Pick out the lines below with "amet" and list them.

============================================================

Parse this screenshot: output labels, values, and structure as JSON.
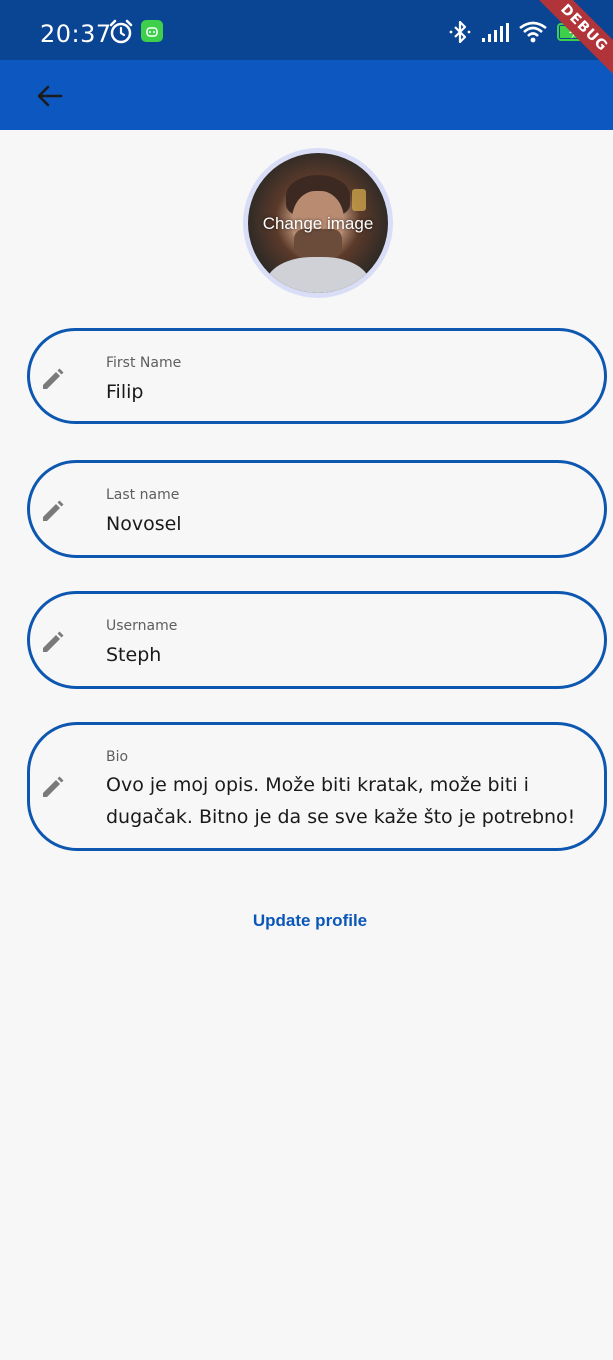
{
  "status_bar": {
    "time": "20:37",
    "icons": [
      "alarm-icon",
      "android-notification-icon",
      "bluetooth-icon",
      "signal-icon",
      "wifi-icon",
      "battery-charging-icon"
    ]
  },
  "debug_banner": "DEBUG",
  "app_bar": {
    "back_icon": "arrow-back-icon"
  },
  "profile_image": {
    "overlay_label": "Change image"
  },
  "fields": [
    {
      "label": "First Name",
      "value": "Filip",
      "icon": "edit-pencil-icon"
    },
    {
      "label": "Last name",
      "value": "Novosel",
      "icon": "edit-pencil-icon"
    },
    {
      "label": "Username",
      "value": "Steph",
      "icon": "edit-pencil-icon"
    },
    {
      "label": "Bio",
      "value": "Ovo je moj opis. Može biti kratak, može biti i dugačak. Bitno je da se sve kaže što je potrebno!",
      "icon": "edit-pencil-icon"
    }
  ],
  "actions": {
    "update_label": "Update profile"
  },
  "colors": {
    "status_bar": "#0a4593",
    "app_bar": "#0d57c0",
    "field_border": "#0d57b0",
    "accent_text": "#0b57b7",
    "background": "#f7f7f8"
  }
}
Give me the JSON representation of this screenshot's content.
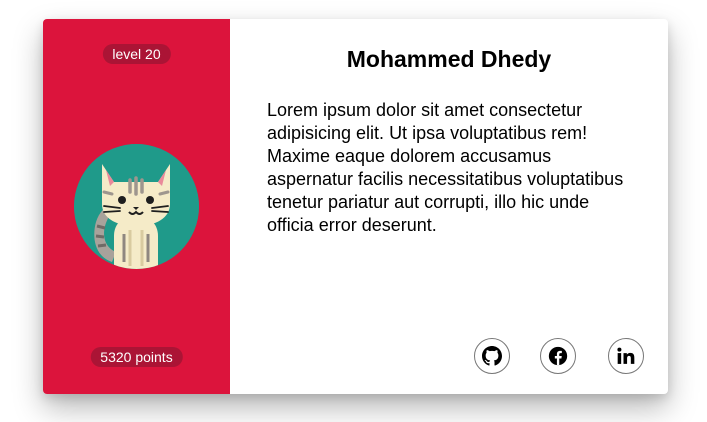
{
  "profile": {
    "level": "level 20",
    "points": "5320 points",
    "name": "Mohammed Dhedy",
    "bio": "Lorem ipsum dolor sit amet consectetur adipisicing elit. Ut ipsa voluptatibus rem! Maxime eaque dolorem accusamus aspernatur facilis necessitatibus voluptatibus tenetur pariatur aut corrupti, illo hic unde officia error deserunt."
  },
  "avatar": {
    "icon": "cat-icon"
  },
  "social": [
    {
      "icon": "github-icon"
    },
    {
      "icon": "facebook-icon"
    },
    {
      "icon": "linkedin-icon"
    }
  ],
  "colors": {
    "left_panel": "#dc143c",
    "avatar_bg": "#1f9a8a",
    "card_bg": "#ffffff"
  }
}
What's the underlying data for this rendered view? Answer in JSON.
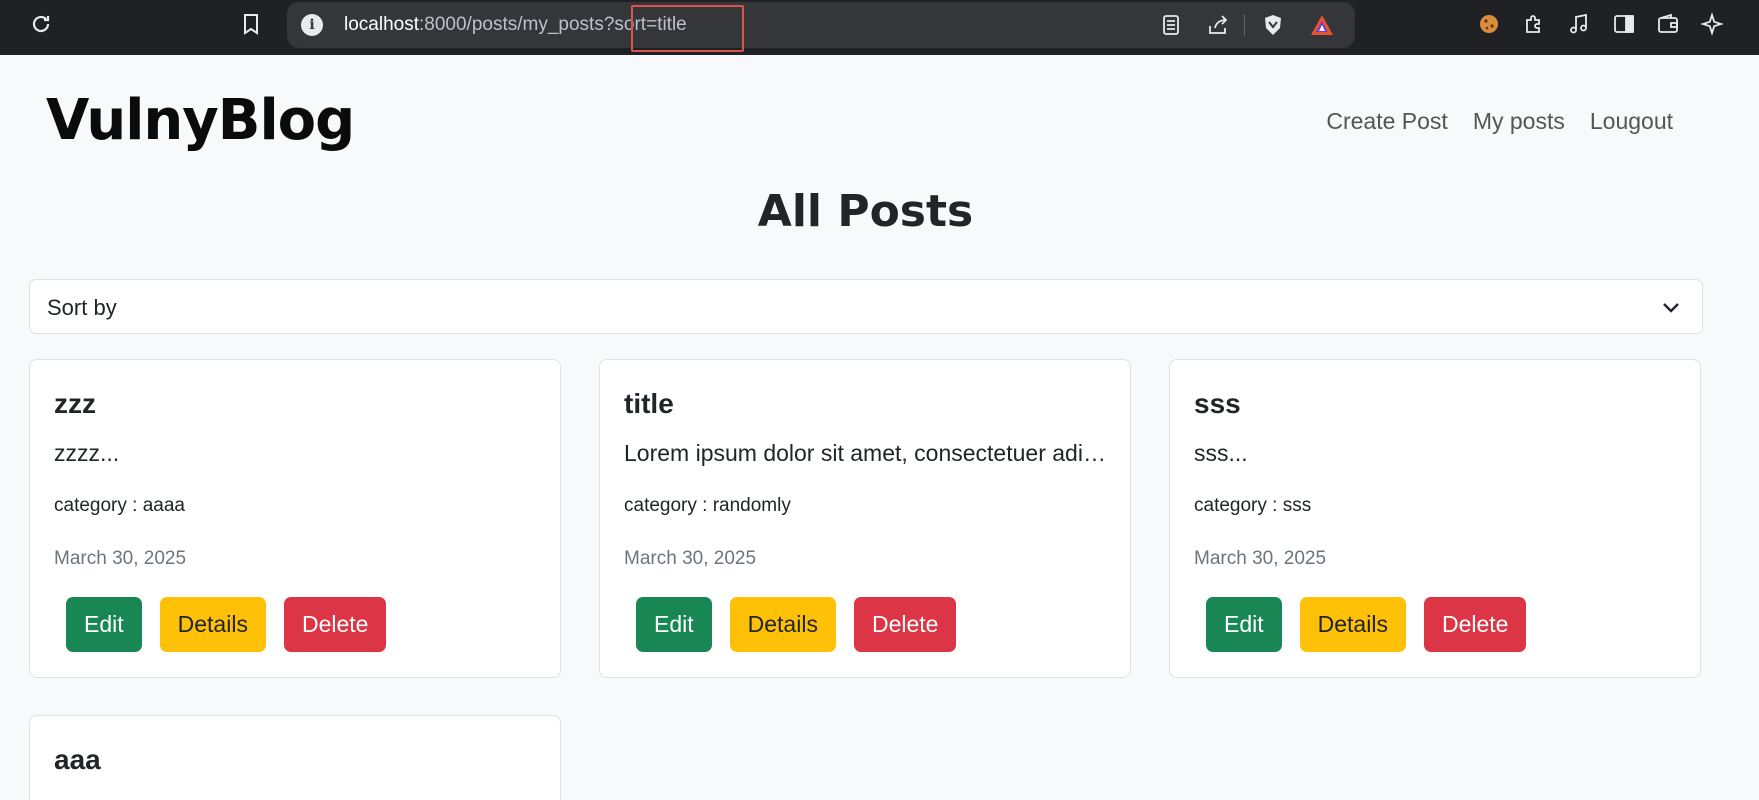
{
  "browser": {
    "url_host": "localhost",
    "url_path": ":8000/posts/my_posts",
    "url_query": "?sort=title"
  },
  "site": {
    "brand": "VulnyBlog",
    "nav": [
      "Create Post",
      "My posts",
      "Lougout"
    ]
  },
  "main": {
    "title": "All Posts",
    "sort_label": "Sort by"
  },
  "posts": [
    {
      "title": "zzz",
      "excerpt": "zzzz...",
      "category": "category : aaaa",
      "date": "March 30, 2025"
    },
    {
      "title": "title",
      "excerpt": "Lorem ipsum dolor sit amet, consectetuer adipiscing elit...",
      "category": "category : randomly",
      "date": "March 30, 2025"
    },
    {
      "title": "sss",
      "excerpt": "sss...",
      "category": "category : sss",
      "date": "March 30, 2025"
    },
    {
      "title": "aaa"
    }
  ],
  "buttons": {
    "edit": "Edit",
    "details": "Details",
    "delete": "Delete"
  },
  "colors": {
    "edit": "#198754",
    "details": "#ffc107",
    "delete": "#dc3545"
  }
}
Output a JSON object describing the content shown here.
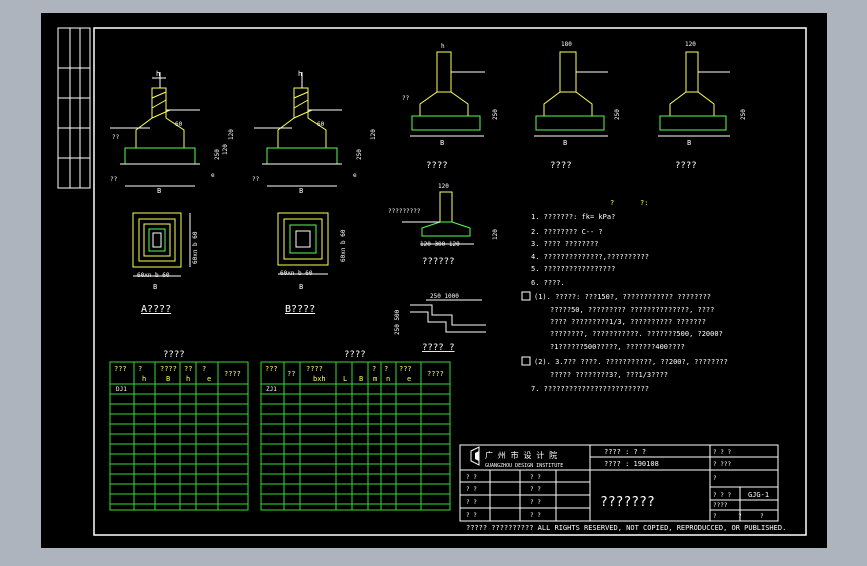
{
  "colors": {
    "background": "#aeb4bd",
    "canvas": "#000000",
    "line": "#ffffff",
    "table": "#33dd33",
    "text_yellow": "#ffff55",
    "dim_green": "#55ff55"
  },
  "sections": {
    "footing_a": "????",
    "footing_b": "????",
    "plan_a": "A????",
    "plan_b": "B????",
    "detail": "??????",
    "step": "???? ?",
    "table_a": "????",
    "table_b": "????"
  },
  "labels": {
    "h": "h",
    "b": "B",
    "e": "e",
    "q": "??",
    "slope": "60",
    "dim_a1": "250",
    "dim_a2": "120",
    "dim_a3": "120",
    "col_180": "180",
    "col_120": "120",
    "col_h": "h",
    "plan_a_dims": "60xn b 60",
    "plan_a_side": "60xn b 60",
    "plan_b_dims": "60xn b 60",
    "pile_top": "120",
    "pile_dims": "120 300 120",
    "pile_side": "120",
    "pile_label": "?????????",
    "step_dims": "250 1000",
    "step_side": "250 500",
    "yellow_qmark1": "?",
    "yellow_qmark2": "?:"
  },
  "notes": [
    "1. ???????: fk=     kPa?",
    "2. ????????  C-- ?",
    "3. ???? ????????",
    "4. ??????????????,??????????",
    "5. ?????????????????",
    "6. ????.",
    "(1). ?????: ???150?, ???????????? ????????",
    "?????50, ????????? ??????????????, ????",
    "???? ?????????1/3, ?????????? ???????",
    "????????, ???????????. ???????500, ?2000?",
    "?1??????500?????, ???????400????",
    "(2). 3.7?? ????. ???????????, ??200?, ????????",
    "????? ????????3?, ???1/3????",
    "7. ?????????????????????????"
  ],
  "table_a": {
    "headers": [
      "???",
      "?",
      "????",
      "??",
      "?",
      "????"
    ],
    "subheaders": [
      "?",
      "h",
      "B",
      "h",
      "e",
      ""
    ],
    "first_row": "DJ1"
  },
  "table_b": {
    "headers": [
      "???",
      "??",
      "????",
      "?",
      "?",
      "???",
      "????"
    ],
    "subheaders": [
      "?",
      "",
      "bxh",
      "L",
      "B",
      "m",
      "n",
      "e"
    ],
    "first_row": "ZJ1"
  },
  "title_block": {
    "institute_cn": "广 州 市 设 计 院",
    "institute_en": "GUANGZHOU DESIGN INSTITUTE",
    "project_row": "???? : ?   ?",
    "number_row": "???? : 190108",
    "drawing_title": "???????",
    "drawing_no": "GJG-1",
    "left_cells": [
      "? ?",
      "? ?",
      "? ?",
      "? ?"
    ],
    "mid_cells": [
      "? ?",
      "? ?",
      "? ?",
      "? ?"
    ],
    "right_cells": [
      "? ? ?",
      "? ???",
      "?",
      "? ? ?",
      "????"
    ],
    "bottom_row": [
      "?",
      "?",
      "?"
    ],
    "footer": "????? ??????????   ALL RIGHTS RESERVED, NOT COPIED, REPRODUCCED, OR PUBLISHED."
  }
}
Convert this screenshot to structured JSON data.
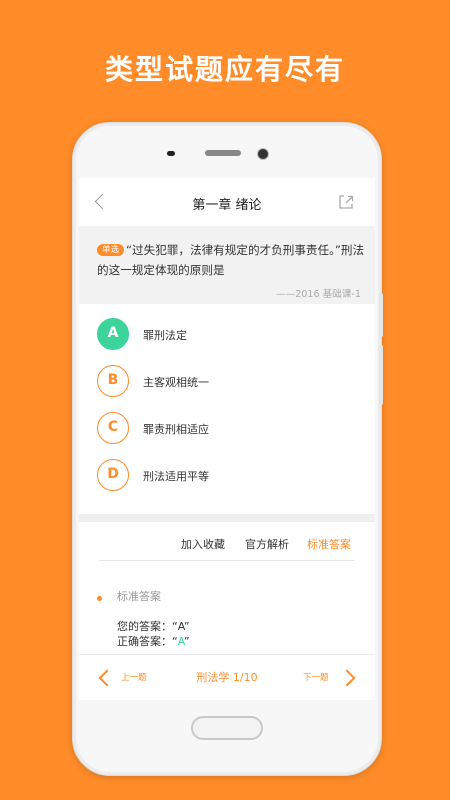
{
  "headline": "类型试题应有尽有",
  "nav": {
    "title": "第一章 绪论"
  },
  "question": {
    "tag": "单选",
    "text": "“过失犯罪，法律有规定的才负刑事责任。”刑法的这一规定体现的原则是",
    "source": "——2016 基础课-1"
  },
  "options": [
    {
      "letter": "A",
      "label": "罪刑法定",
      "selected": true
    },
    {
      "letter": "B",
      "label": "主客观相统一",
      "selected": false
    },
    {
      "letter": "C",
      "label": "罪责刑相适应",
      "selected": false
    },
    {
      "letter": "D",
      "label": "刑法适用平等",
      "selected": false
    }
  ],
  "actions": {
    "favorite": "加入收藏",
    "analysis": "官方解析",
    "standard": "标准答案"
  },
  "answer": {
    "title": "标准答案",
    "your_label": "您的答案：“A”",
    "correct_prefix": "正确答案：“",
    "correct_value": "A",
    "correct_suffix": "”"
  },
  "bottom": {
    "prev": "上一题",
    "progress": "刑法学 1/10",
    "next": "下一题"
  },
  "colors": {
    "accent": "#FF8C28",
    "correct": "#3DD49C"
  },
  "icons": [
    "back-chevron-icon",
    "share-icon",
    "prev-chevron-icon",
    "next-chevron-icon"
  ]
}
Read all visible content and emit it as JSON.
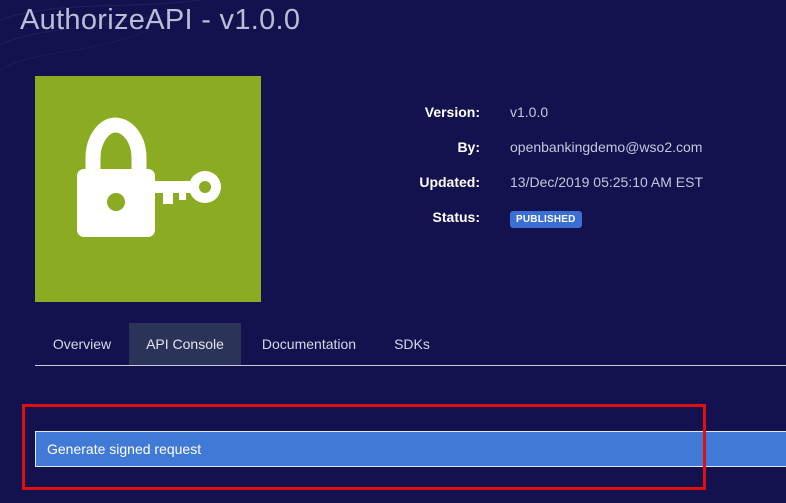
{
  "api": {
    "title": "AuthorizeAPI - v1.0.0"
  },
  "thumbnail": {
    "icon": "lock-key-icon",
    "background_color": "#8aab22"
  },
  "meta": {
    "version_label": "Version:",
    "version_value": "v1.0.0",
    "by_label": "By:",
    "by_value": "openbankingdemo@wso2.com",
    "updated_label": "Updated:",
    "updated_value": "13/Dec/2019 05:25:10 AM EST",
    "status_label": "Status:",
    "status_value": "PUBLISHED"
  },
  "tabs": [
    {
      "label": "Overview",
      "active": false
    },
    {
      "label": "API Console",
      "active": true
    },
    {
      "label": "Documentation",
      "active": false
    },
    {
      "label": "SDKs",
      "active": false
    }
  ],
  "action": {
    "label": "Generate signed request"
  },
  "colors": {
    "background": "#13124f",
    "accent": "#4179d6",
    "status_badge": "#3b6fd3",
    "highlight": "#e01010"
  }
}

============================================================

• _Reply_
    "bio": "Lorem ipsum dolor sit amet consectetur adipisicing elit. Ut ipsa voluptatibus rem! Maxime eaque dolorem accusamus aspernatur facilis necessitatibus voluptatibus tenetur pariatur aut corrupti, illo hic unde officia error deserunt."
      "excerpt": "Lorem ipsum dolor sit amet, consectetuer adipiscing elit...",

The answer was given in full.